:: Extracted information ::
- - - - -
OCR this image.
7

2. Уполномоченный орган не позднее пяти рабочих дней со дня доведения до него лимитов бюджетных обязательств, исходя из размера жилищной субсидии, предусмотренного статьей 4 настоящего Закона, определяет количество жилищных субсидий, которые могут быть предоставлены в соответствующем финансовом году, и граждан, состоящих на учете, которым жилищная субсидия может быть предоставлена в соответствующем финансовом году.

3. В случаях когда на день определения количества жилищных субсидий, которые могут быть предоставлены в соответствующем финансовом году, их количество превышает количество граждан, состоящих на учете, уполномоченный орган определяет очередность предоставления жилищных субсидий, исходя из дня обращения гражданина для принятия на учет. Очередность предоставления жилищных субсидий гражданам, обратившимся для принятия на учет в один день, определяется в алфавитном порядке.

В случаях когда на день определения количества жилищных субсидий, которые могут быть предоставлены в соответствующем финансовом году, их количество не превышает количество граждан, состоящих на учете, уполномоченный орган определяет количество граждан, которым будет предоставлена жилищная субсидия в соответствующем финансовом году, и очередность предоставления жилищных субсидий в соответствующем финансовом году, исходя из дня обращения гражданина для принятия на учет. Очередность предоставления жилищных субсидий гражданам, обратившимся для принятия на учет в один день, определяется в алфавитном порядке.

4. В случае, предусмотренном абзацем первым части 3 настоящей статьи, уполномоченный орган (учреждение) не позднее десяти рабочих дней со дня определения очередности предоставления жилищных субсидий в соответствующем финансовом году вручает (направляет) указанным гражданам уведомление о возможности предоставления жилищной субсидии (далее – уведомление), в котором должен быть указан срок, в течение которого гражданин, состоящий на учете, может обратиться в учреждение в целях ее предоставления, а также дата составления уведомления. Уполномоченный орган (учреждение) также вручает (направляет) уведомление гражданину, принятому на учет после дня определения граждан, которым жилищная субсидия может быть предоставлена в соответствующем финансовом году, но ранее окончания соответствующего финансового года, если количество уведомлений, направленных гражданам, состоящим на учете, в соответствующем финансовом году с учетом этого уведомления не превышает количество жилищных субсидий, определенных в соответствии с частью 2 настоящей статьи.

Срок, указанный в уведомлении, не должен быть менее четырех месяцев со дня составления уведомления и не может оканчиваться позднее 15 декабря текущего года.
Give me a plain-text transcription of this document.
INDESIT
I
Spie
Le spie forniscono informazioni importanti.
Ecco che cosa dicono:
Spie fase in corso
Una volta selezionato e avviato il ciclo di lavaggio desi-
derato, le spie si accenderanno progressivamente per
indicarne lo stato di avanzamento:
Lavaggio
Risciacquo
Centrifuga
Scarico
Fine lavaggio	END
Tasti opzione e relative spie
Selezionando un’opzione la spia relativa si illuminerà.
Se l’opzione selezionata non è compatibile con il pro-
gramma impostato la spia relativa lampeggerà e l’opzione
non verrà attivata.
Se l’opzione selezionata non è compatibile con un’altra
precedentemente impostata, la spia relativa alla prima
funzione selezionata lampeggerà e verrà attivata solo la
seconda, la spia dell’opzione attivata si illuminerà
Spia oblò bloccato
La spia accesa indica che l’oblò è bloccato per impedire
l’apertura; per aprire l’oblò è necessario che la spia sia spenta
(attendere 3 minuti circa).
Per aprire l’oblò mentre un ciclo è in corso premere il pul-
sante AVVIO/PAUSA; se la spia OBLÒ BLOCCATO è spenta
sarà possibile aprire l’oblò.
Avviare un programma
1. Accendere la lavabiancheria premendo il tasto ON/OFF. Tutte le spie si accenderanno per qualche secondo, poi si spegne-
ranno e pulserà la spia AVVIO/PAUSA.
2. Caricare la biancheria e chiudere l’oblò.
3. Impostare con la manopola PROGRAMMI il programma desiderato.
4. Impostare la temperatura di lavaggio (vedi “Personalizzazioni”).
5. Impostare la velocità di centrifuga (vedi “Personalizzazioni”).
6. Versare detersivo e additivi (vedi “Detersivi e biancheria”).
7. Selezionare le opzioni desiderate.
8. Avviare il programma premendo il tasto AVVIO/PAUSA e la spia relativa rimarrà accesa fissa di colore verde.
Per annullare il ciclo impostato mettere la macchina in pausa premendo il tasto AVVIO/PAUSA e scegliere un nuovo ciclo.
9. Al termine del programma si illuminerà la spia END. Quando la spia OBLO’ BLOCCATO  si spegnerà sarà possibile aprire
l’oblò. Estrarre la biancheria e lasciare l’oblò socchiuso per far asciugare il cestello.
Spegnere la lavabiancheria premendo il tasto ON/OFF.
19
- - - - -
:: Aim ::
Each record must be repeated exactly as it is.

:: Task answer ::
OCR this image.
7

2. Уполномоченный орган не позднее пяти рабочих дней со дня доведения до него лимитов бюджетных обязательств, исходя из размера жилищной субсидии, предусмотренного статьей 4 настоящего Закона, определяет количество жилищных субсидий, которые могут быть предоставлены в соответствующем финансовом году, и граждан, состоящих на учете, которым жилищная субсидия может быть предоставлена в соответствующем финансовом году.

3. В случаях когда на день определения количества жилищных субсидий, которые могут быть предоставлены в соответствующем финансовом году, их количество превышает количество граждан, состоящих на учете, уполномоченный орган определяет очередность предоставления жилищных субсидий, исходя из дня обращения гражданина для принятия на учет. Очередность предоставления жилищных субсидий гражданам, обратившимся для принятия на учет в один день, определяется в алфавитном порядке.

В случаях когда на день определения количества жилищных субсидий, которые могут быть предоставлены в соответствующем финансовом году, их количество не превышает количество граждан, состоящих на учете, уполномоченный орган определяет количество граждан, которым будет предоставлена жилищная субсидия в соответствующем финансовом году, и очередность предоставления жилищных субсидий в соответствующем финансовом году, исходя из дня обращения гражданина для принятия на учет. Очередность предоставления жилищных субсидий гражданам, обратившимся для принятия на учет в один день, определяется в алфавитном порядке.

4. В случае, предусмотренном абзацем первым части 3 настоящей статьи, уполномоченный орган (учреждение) не позднее десяти рабочих дней со дня определения очередности предоставления жилищных субсидий в соответствующем финансовом году вручает (направляет) указанным гражданам уведомление о возможности предоставления жилищной субсидии (далее – уведомление), в котором должен быть указан срок, в течение которого гражданин, состоящий на учете, может обратиться в учреждение в целях ее предоставления, а также дата составления уведомления. Уполномоченный орган (учреждение) также вручает (направляет) уведомление гражданину, принятому на учет после дня определения граждан, которым жилищная субсидия может быть предоставлена в соответствующем финансовом году, но ранее окончания соответствующего финансового года, если количество уведомлений, направленных гражданам, состоящим на учете, в соответствующем финансовом году с учетом этого уведомления не превышает количество жилищных субсидий, определенных в соответствии с частью 2 настоящей статьи.

Срок, указанный в уведомлении, не должен быть менее четырех месяцев со дня составления уведомления и не может оканчиваться позднее 15 декабря текущего года.
Give me a plain-text transcription of this document.
INDESIT
I
Spie
Le spie forniscono informazioni importanti.
Ecco che cosa dicono:
Spie fase in corso
Una volta selezionato e avviato il ciclo di lavaggio desi-
derato, le spie si accenderanno progressivamente per
indicarne lo stato di avanzamento:
Lavaggio
Risciacquo
Centrifuga
Scarico
Fine lavaggio	END
Tasti opzione e relative spie
Selezionando un’opzione la spia relativa si illuminerà.
Se l’opzione selezionata non è compatibile con il pro-
gramma impostato la spia relativa lampeggerà e l’opzione
non verrà attivata.
Se l’opzione selezionata non è compatibile con un’altra
precedentemente impostata, la spia relativa alla prima
funzione selezionata lampeggerà e verrà attivata solo la
seconda, la spia dell’opzione attivata si illuminerà
Spia oblò bloccato
La spia accesa indica che l’oblò è bloccato per impedire
l’apertura; per aprire l’oblò è necessario che la spia sia spenta
(attendere 3 minuti circa).
Per aprire l’oblò mentre un ciclo è in corso premere il pul-
sante AVVIO/PAUSA; se la spia OBLÒ BLOCCATO è spenta
sarà possibile aprire l’oblò.
Avviare un programma
1. Accendere la lavabiancheria premendo il tasto ON/OFF. Tutte le spie si accenderanno per qualche secondo, poi si spegne-
ranno e pulserà la spia AVVIO/PAUSA.
2. Caricare la biancheria e chiudere l’oblò.
3. Impostare con la manopola PROGRAMMI il programma desiderato.
4. Impostare la temperatura di lavaggio (vedi “Personalizzazioni”).
5. Impostare la velocità di centrifuga (vedi “Personalizzazioni”).
6. Versare detersivo e additivi (vedi “Detersivi e biancheria”).
7. Selezionare le opzioni desiderate.
8. Avviare il programma premendo il tasto AVVIO/PAUSA e la spia relativa rimarrà accesa fissa di colore verde.
Per annullare il ciclo impostato mettere la macchina in pausa premendo il tasto AVVIO/PAUSA e scegliere un nuovo ciclo.
9. Al termine del programma si illuminerà la spia END. Quando la spia OBLO’ BLOCCATO  si spegnerà sarà possibile aprire
l’oblò. Estrarre la biancheria e lasciare l’oblò socchiuso per far asciugare il cestello.
Spegnere la lavabiancheria premendo il tasto ON/OFF.
19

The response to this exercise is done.